# [The task]
All of the material below is to be retyped exactly.

# [Record extracts]
☆ ☆ ☆ ☆
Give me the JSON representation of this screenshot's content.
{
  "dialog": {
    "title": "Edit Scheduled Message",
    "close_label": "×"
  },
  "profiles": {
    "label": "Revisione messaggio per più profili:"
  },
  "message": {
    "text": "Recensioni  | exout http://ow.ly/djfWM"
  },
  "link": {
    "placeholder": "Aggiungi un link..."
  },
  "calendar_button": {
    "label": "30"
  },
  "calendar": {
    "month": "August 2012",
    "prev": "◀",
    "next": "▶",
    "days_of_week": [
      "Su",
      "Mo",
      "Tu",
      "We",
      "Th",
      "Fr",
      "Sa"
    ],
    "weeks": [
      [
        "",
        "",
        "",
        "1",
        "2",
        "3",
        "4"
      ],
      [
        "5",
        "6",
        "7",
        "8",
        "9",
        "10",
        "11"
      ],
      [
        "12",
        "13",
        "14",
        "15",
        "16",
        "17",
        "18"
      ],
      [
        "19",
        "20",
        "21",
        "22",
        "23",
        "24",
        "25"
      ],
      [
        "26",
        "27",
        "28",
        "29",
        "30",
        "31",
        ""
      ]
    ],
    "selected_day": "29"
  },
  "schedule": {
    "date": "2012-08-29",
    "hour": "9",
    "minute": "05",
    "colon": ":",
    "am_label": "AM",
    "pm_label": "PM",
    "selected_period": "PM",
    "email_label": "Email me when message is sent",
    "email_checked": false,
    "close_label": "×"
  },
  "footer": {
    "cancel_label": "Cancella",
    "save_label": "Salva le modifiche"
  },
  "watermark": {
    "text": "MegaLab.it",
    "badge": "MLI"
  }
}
☆ ☆ ☆ ☆
# [Answer to the problem]
Give me the JSON representation of this screenshot's content.
{
  "dialog": {
    "title": "Edit Scheduled Message",
    "close_label": "×"
  },
  "profiles": {
    "label": "Revisione messaggio per più profili:"
  },
  "message": {
    "text": "Recensioni  | exout http://ow.ly/djfWM"
  },
  "link": {
    "placeholder": "Aggiungi un link..."
  },
  "calendar_button": {
    "label": "30"
  },
  "calendar": {
    "month": "August 2012",
    "prev": "◀",
    "next": "▶",
    "days_of_week": [
      "Su",
      "Mo",
      "Tu",
      "We",
      "Th",
      "Fr",
      "Sa"
    ],
    "weeks": [
      [
        "",
        "",
        "",
        "1",
        "2",
        "3",
        "4"
      ],
      [
        "5",
        "6",
        "7",
        "8",
        "9",
        "10",
        "11"
      ],
      [
        "12",
        "13",
        "14",
        "15",
        "16",
        "17",
        "18"
      ],
      [
        "19",
        "20",
        "21",
        "22",
        "23",
        "24",
        "25"
      ],
      [
        "26",
        "27",
        "28",
        "29",
        "30",
        "31",
        ""
      ]
    ],
    "selected_day": "29"
  },
  "schedule": {
    "date": "2012-08-29",
    "hour": "9",
    "minute": "05",
    "colon": ":",
    "am_label": "AM",
    "pm_label": "PM",
    "selected_period": "PM",
    "email_label": "Email me when message is sent",
    "email_checked": false,
    "close_label": "×"
  },
  "footer": {
    "cancel_label": "Cancella",
    "save_label": "Salva le modifiche"
  },
  "watermark": {
    "text": "MegaLab.it",
    "badge": "MLI"
  }
}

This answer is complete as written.